Data entries:
- - - -

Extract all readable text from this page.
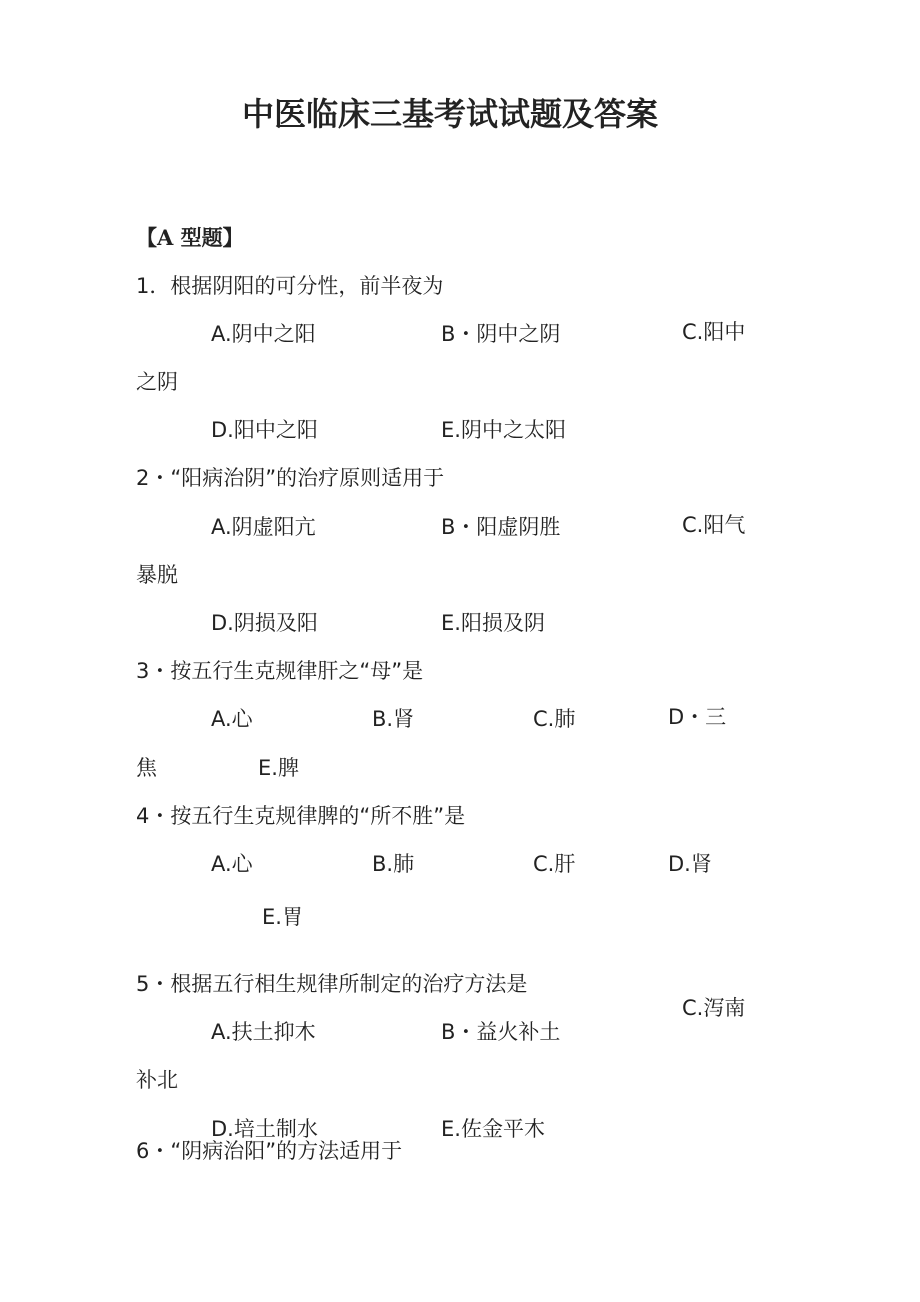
中医临床三基考试试题及答案
【A 型题】
1．根据阴阳的可分性，前半夜为
A.阴中之阳	B・阴中之阴	C.阳中
之阴
D.阳中之阳	E.阴中之太阳
2・“阳病治阴”的治疗原则适用于
A.阴虚阳亢	B・阳虚阴胜	C.阳气
暴脱
D.阴损及阳	E.阳损及阴
3・按五行生克规律肝之“母”是
A.心	B.肾	C.肺	D・三
焦	E.脾
4・按五行生克规律脾的“所不胜”是
A.心	B.肺	C.肝	D.肾
E.胃
5・根据五行相生规律所制定的治疗方法是
A.扶土抑木	B・益火补土
C.泻南
补北
D.培土制水	E.佐金平木
6・“阴病治阳”的方法适用于
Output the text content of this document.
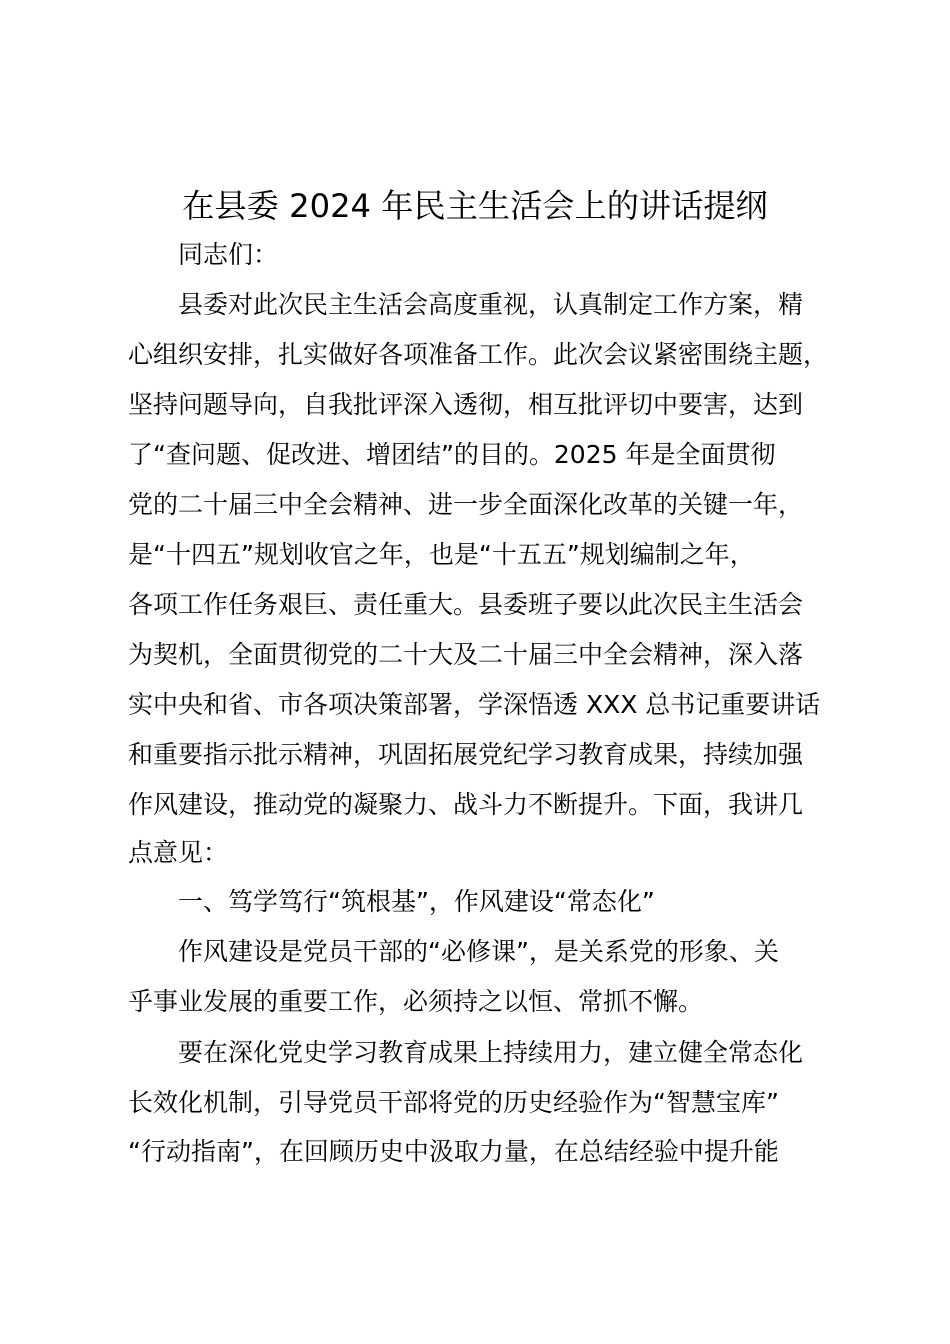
在县委 2024 年民主生活会上的讲话提纲
同志们：
县委对此次民主生活会高度重视，认真制定工作方案，精
心组织安排，扎实做好各项准备工作。此次会议紧密围绕主题，
坚持问题导向，自我批评深入透彻，相互批评切中要害，达到
了“查问题、促改进、增团结”的目的。2025 年是全面贯彻
党的二十届三中全会精神、进一步全面深化改革的关键一年，
是“十四五”规划收官之年，也是“十五五”规划编制之年，
各项工作任务艰巨、责任重大。县委班子要以此次民主生活会
为契机，全面贯彻党的二十大及二十届三中全会精神，深入落
实中央和省、市各项决策部署，学深悟透 XXX 总书记重要讲话
和重要指示批示精神，巩固拓展党纪学习教育成果，持续加强
作风建设，推动党的凝聚力、战斗力不断提升。下面，我讲几
点意见：
一、笃学笃行“筑根基”，作风建设“常态化”
作风建设是党员干部的“必修课”，是关系党的形象、关
乎事业发展的重要工作，必须持之以恒、常抓不懈。
要在深化党史学习教育成果上持续用力，建立健全常态化
长效化机制，引导党员干部将党的历史经验作为“智慧宝库”
“行动指南”，在回顾历史中汲取力量，在总结经验中提升能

- - - -

→ WRITTEN EXERCISE: Copy out every line of the material above that mentions the word "this".

→ ANSWER IN FULL:
Extract all readable text from this page.
Output the text content of this document.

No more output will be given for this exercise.